Items from a data source ::
○ ○ ○ ○
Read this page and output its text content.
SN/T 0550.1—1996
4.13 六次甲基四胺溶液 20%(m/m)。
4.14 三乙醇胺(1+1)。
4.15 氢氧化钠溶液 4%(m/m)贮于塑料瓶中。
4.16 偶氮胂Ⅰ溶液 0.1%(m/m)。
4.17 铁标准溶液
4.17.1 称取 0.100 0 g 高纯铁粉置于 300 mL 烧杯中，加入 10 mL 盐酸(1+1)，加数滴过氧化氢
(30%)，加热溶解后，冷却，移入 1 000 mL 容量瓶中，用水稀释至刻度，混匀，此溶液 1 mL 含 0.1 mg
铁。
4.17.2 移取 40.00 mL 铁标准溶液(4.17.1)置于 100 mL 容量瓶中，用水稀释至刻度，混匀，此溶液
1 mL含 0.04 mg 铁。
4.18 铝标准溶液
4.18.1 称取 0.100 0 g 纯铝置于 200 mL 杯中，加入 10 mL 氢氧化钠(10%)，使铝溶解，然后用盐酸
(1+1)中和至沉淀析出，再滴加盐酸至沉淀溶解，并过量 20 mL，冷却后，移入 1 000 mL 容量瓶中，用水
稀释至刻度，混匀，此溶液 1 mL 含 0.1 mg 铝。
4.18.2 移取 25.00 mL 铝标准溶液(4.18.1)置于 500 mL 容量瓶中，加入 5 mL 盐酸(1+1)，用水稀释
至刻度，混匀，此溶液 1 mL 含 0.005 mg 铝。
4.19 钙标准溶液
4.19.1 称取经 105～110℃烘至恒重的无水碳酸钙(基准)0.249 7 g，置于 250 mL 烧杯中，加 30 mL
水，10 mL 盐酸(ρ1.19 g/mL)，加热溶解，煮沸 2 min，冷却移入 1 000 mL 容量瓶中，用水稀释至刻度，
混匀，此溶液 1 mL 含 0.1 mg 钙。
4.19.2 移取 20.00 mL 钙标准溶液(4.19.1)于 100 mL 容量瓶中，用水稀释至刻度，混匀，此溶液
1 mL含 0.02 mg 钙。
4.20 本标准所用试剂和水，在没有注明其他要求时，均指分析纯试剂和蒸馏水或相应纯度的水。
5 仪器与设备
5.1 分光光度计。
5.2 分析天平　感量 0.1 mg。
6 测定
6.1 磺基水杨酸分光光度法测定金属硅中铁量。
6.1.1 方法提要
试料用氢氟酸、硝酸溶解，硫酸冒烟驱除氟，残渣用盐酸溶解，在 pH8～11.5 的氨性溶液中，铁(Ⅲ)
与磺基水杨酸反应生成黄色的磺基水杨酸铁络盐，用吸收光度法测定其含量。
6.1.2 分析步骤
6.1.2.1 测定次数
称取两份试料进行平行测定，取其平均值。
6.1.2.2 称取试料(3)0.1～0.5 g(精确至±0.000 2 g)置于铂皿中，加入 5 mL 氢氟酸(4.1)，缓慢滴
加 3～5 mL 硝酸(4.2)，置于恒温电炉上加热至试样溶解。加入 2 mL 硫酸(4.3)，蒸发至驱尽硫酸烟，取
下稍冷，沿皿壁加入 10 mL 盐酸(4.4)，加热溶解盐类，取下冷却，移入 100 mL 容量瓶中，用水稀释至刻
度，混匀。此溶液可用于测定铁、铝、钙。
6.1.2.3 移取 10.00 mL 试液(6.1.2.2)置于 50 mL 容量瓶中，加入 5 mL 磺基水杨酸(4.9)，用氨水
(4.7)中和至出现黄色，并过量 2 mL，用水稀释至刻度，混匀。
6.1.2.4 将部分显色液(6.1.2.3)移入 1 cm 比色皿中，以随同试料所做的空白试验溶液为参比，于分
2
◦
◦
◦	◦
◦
○ ○ ○ ○
THE PROBLEM :: Transcribe every entry verbatim.

RESULT BELOW ::
Read this page and output its text content.
SN/T 0550.1—1996
4.13 六次甲基四胺溶液 20%(m/m)。
4.14 三乙醇胺(1+1)。
4.15 氢氧化钠溶液 4%(m/m)贮于塑料瓶中。
4.16 偶氮胂Ⅰ溶液 0.1%(m/m)。
4.17 铁标准溶液
4.17.1 称取 0.100 0 g 高纯铁粉置于 300 mL 烧杯中，加入 10 mL 盐酸(1+1)，加数滴过氧化氢
(30%)，加热溶解后，冷却，移入 1 000 mL 容量瓶中，用水稀释至刻度，混匀，此溶液 1 mL 含 0.1 mg
铁。
4.17.2 移取 40.00 mL 铁标准溶液(4.17.1)置于 100 mL 容量瓶中，用水稀释至刻度，混匀，此溶液
1 mL含 0.04 mg 铁。
4.18 铝标准溶液
4.18.1 称取 0.100 0 g 纯铝置于 200 mL 杯中，加入 10 mL 氢氧化钠(10%)，使铝溶解，然后用盐酸
(1+1)中和至沉淀析出，再滴加盐酸至沉淀溶解，并过量 20 mL，冷却后，移入 1 000 mL 容量瓶中，用水
稀释至刻度，混匀，此溶液 1 mL 含 0.1 mg 铝。
4.18.2 移取 25.00 mL 铝标准溶液(4.18.1)置于 500 mL 容量瓶中，加入 5 mL 盐酸(1+1)，用水稀释
至刻度，混匀，此溶液 1 mL 含 0.005 mg 铝。
4.19 钙标准溶液
4.19.1 称取经 105～110℃烘至恒重的无水碳酸钙(基准)0.249 7 g，置于 250 mL 烧杯中，加 30 mL
水，10 mL 盐酸(ρ1.19 g/mL)，加热溶解，煮沸 2 min，冷却移入 1 000 mL 容量瓶中，用水稀释至刻度，
混匀，此溶液 1 mL 含 0.1 mg 钙。
4.19.2 移取 20.00 mL 钙标准溶液(4.19.1)于 100 mL 容量瓶中，用水稀释至刻度，混匀，此溶液
1 mL含 0.02 mg 钙。
4.20 本标准所用试剂和水，在没有注明其他要求时，均指分析纯试剂和蒸馏水或相应纯度的水。
5 仪器与设备
5.1 分光光度计。
5.2 分析天平　感量 0.1 mg。
6 测定
6.1 磺基水杨酸分光光度法测定金属硅中铁量。
6.1.1 方法提要
试料用氢氟酸、硝酸溶解，硫酸冒烟驱除氟，残渣用盐酸溶解，在 pH8～11.5 的氨性溶液中，铁(Ⅲ)
与磺基水杨酸反应生成黄色的磺基水杨酸铁络盐，用吸收光度法测定其含量。
6.1.2 分析步骤
6.1.2.1 测定次数
称取两份试料进行平行测定，取其平均值。
6.1.2.2 称取试料(3)0.1～0.5 g(精确至±0.000 2 g)置于铂皿中，加入 5 mL 氢氟酸(4.1)，缓慢滴
加 3～5 mL 硝酸(4.2)，置于恒温电炉上加热至试样溶解。加入 2 mL 硫酸(4.3)，蒸发至驱尽硫酸烟，取
下稍冷，沿皿壁加入 10 mL 盐酸(4.4)，加热溶解盐类，取下冷却，移入 100 mL 容量瓶中，用水稀释至刻
度，混匀。此溶液可用于测定铁、铝、钙。
6.1.2.3 移取 10.00 mL 试液(6.1.2.2)置于 50 mL 容量瓶中，加入 5 mL 磺基水杨酸(4.9)，用氨水
(4.7)中和至出现黄色，并过量 2 mL，用水稀释至刻度，混匀。
6.1.2.4 将部分显色液(6.1.2.3)移入 1 cm 比色皿中，以随同试料所做的空白试验溶液为参比，于分
2
◦
◦
◦	◦
◦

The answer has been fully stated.